Exercise prompt> Only the number is wanted: how many lines in the data contain "hari"?

Stored records>
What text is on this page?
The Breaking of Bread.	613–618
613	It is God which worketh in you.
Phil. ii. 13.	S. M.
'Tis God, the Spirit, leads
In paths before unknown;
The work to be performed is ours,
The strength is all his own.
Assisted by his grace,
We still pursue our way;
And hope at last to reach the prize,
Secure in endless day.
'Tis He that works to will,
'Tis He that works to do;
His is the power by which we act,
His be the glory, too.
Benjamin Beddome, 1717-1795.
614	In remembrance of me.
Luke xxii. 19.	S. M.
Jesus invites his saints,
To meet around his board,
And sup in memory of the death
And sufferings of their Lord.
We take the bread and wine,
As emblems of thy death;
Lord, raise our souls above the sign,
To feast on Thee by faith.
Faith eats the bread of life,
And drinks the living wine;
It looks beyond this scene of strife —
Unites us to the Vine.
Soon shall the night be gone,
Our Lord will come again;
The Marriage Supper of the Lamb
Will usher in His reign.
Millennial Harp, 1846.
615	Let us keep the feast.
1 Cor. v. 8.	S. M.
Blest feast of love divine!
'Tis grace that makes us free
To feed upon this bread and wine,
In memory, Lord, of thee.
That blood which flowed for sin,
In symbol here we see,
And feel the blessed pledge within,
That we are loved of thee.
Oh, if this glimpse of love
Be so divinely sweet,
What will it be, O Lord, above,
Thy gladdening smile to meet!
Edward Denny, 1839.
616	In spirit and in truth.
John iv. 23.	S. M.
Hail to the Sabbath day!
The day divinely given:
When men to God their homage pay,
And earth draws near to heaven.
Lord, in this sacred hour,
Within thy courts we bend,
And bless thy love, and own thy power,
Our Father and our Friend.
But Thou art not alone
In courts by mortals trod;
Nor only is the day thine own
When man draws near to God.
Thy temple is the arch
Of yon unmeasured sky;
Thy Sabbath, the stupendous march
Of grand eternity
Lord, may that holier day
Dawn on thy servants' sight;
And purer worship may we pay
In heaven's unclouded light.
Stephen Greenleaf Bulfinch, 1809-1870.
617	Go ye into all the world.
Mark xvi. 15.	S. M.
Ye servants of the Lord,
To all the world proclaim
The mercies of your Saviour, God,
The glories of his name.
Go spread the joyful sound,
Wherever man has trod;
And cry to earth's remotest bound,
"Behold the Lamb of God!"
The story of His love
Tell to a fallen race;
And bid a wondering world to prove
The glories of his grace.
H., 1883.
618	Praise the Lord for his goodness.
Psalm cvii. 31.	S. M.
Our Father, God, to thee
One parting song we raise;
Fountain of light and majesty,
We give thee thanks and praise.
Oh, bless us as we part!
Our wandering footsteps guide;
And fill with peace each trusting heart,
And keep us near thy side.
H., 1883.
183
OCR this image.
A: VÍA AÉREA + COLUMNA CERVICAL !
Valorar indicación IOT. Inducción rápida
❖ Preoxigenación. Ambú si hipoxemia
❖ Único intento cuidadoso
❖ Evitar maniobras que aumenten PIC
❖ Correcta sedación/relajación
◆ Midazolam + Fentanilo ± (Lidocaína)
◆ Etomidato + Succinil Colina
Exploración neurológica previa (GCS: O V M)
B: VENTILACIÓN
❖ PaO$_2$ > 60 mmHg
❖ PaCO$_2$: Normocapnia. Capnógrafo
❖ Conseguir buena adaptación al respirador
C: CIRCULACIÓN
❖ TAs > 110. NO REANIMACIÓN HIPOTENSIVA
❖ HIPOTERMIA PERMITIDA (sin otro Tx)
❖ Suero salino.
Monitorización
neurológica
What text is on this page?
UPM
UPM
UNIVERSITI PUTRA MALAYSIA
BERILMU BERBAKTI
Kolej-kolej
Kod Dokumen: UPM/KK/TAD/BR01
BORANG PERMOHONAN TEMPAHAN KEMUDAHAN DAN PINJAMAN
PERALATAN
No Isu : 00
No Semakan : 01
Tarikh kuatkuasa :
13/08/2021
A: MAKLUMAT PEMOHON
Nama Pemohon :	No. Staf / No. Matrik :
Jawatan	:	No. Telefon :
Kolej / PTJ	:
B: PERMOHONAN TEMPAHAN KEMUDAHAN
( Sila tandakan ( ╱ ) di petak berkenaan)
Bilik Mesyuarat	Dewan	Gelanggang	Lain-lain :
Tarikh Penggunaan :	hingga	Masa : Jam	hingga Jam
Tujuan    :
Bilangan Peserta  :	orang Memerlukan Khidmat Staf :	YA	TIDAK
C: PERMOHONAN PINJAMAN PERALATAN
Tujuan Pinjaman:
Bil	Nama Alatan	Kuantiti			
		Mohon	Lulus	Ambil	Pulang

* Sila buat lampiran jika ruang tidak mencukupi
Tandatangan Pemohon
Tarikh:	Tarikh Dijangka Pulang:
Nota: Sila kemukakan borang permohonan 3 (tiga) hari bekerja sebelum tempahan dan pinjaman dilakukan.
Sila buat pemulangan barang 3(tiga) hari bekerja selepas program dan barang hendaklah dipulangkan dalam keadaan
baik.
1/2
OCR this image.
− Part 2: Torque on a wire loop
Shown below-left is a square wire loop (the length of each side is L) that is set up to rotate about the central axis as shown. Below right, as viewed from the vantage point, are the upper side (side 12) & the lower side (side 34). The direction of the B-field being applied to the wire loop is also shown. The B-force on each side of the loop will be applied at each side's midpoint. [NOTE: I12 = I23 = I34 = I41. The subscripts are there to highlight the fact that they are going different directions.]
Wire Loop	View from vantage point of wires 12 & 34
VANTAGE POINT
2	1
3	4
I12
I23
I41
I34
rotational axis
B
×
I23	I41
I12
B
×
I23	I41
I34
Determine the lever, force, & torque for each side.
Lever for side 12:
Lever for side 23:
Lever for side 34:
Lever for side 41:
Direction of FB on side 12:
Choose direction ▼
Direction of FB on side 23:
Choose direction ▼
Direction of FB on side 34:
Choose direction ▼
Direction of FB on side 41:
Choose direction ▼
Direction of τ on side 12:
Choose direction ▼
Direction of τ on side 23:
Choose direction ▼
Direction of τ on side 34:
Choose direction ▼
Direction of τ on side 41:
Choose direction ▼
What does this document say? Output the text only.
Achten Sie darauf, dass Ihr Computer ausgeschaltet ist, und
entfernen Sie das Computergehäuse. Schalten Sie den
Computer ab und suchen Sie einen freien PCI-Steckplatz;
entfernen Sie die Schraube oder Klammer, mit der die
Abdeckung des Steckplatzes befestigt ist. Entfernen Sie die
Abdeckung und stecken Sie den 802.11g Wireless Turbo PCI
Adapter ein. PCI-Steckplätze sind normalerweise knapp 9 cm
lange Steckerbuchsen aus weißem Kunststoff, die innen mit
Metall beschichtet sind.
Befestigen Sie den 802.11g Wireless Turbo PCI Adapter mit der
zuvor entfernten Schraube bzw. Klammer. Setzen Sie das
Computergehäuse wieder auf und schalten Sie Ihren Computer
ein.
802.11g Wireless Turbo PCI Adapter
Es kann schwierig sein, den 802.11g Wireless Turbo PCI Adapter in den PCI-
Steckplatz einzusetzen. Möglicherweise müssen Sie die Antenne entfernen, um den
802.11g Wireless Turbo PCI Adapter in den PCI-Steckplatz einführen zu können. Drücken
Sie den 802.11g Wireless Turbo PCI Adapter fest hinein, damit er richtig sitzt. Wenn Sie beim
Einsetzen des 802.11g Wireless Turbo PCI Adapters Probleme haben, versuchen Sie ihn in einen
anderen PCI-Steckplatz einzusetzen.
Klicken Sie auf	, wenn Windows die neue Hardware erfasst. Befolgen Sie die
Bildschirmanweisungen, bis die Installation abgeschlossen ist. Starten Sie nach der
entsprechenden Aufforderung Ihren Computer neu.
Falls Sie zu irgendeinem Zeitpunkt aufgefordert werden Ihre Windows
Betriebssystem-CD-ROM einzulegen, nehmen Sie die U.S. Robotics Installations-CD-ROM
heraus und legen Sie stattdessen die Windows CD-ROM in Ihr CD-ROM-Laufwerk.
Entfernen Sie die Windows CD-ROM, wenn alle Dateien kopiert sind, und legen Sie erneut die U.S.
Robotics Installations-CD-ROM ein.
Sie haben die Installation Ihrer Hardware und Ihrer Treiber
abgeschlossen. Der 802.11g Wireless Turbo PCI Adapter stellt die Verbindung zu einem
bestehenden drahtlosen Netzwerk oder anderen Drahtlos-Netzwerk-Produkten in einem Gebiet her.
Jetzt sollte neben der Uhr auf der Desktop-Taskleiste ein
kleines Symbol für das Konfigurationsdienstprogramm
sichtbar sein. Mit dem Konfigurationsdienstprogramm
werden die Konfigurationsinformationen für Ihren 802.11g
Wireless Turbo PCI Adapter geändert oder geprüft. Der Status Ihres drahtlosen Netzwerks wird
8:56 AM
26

Reply> 2